Stated goal: Output the material beneath this task exactly, images excluded.
════════════════════
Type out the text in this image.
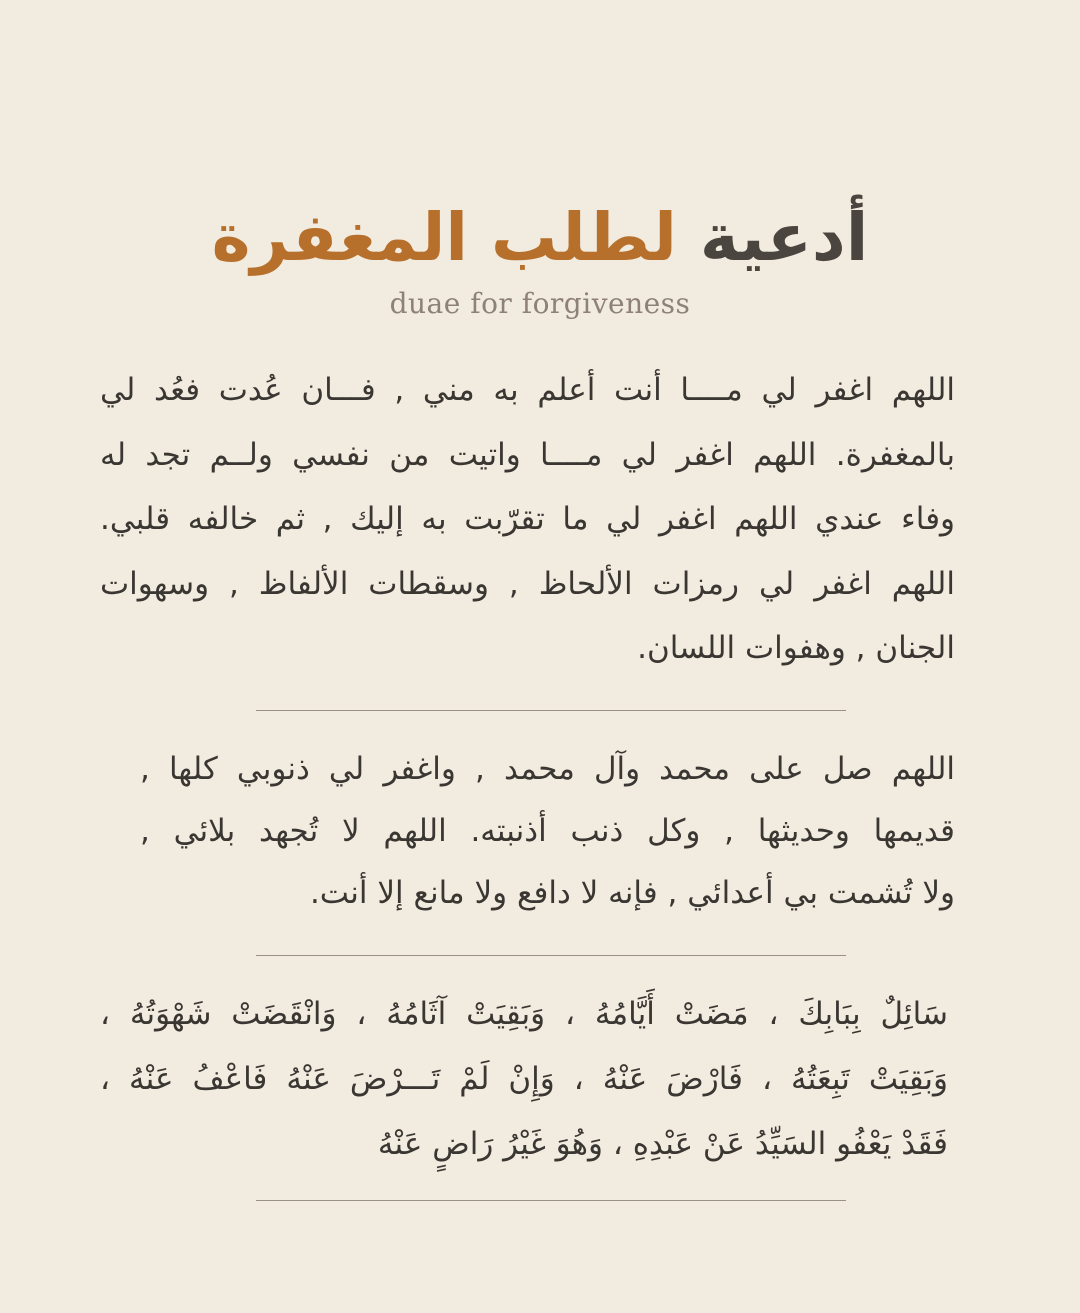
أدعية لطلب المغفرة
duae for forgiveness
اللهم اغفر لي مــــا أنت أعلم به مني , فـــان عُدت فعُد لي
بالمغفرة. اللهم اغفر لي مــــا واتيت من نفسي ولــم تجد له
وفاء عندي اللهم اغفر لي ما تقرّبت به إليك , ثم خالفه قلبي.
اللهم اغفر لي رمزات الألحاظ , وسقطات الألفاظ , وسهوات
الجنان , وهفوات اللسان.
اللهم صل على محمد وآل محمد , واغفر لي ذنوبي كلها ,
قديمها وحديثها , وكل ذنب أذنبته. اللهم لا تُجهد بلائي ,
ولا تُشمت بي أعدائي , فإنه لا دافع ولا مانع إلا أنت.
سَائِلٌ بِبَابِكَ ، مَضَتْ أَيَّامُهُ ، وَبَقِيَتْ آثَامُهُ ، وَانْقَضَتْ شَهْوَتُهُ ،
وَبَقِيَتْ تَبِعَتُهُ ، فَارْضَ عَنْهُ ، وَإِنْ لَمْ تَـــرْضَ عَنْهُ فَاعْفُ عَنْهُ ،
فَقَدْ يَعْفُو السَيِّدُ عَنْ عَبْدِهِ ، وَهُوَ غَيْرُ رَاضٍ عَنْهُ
════════════════════
Output below:
Type out the text in this image.
أدعية لطلب المغفرة
duae for forgiveness
اللهم اغفر لي مــــا أنت أعلم به مني , فـــان عُدت فعُد لي
بالمغفرة. اللهم اغفر لي مــــا واتيت من نفسي ولــم تجد له
وفاء عندي اللهم اغفر لي ما تقرّبت به إليك , ثم خالفه قلبي.
اللهم اغفر لي رمزات الألحاظ , وسقطات الألفاظ , وسهوات
الجنان , وهفوات اللسان.
اللهم صل على محمد وآل محمد , واغفر لي ذنوبي كلها ,
قديمها وحديثها , وكل ذنب أذنبته. اللهم لا تُجهد بلائي ,
ولا تُشمت بي أعدائي , فإنه لا دافع ولا مانع إلا أنت.
سَائِلٌ بِبَابِكَ ، مَضَتْ أَيَّامُهُ ، وَبَقِيَتْ آثَامُهُ ، وَانْقَضَتْ شَهْوَتُهُ ،
وَبَقِيَتْ تَبِعَتُهُ ، فَارْضَ عَنْهُ ، وَإِنْ لَمْ تَـــرْضَ عَنْهُ فَاعْفُ عَنْهُ ،
فَقَدْ يَعْفُو السَيِّدُ عَنْ عَبْدِهِ ، وَهُوَ غَيْرُ رَاضٍ عَنْهُ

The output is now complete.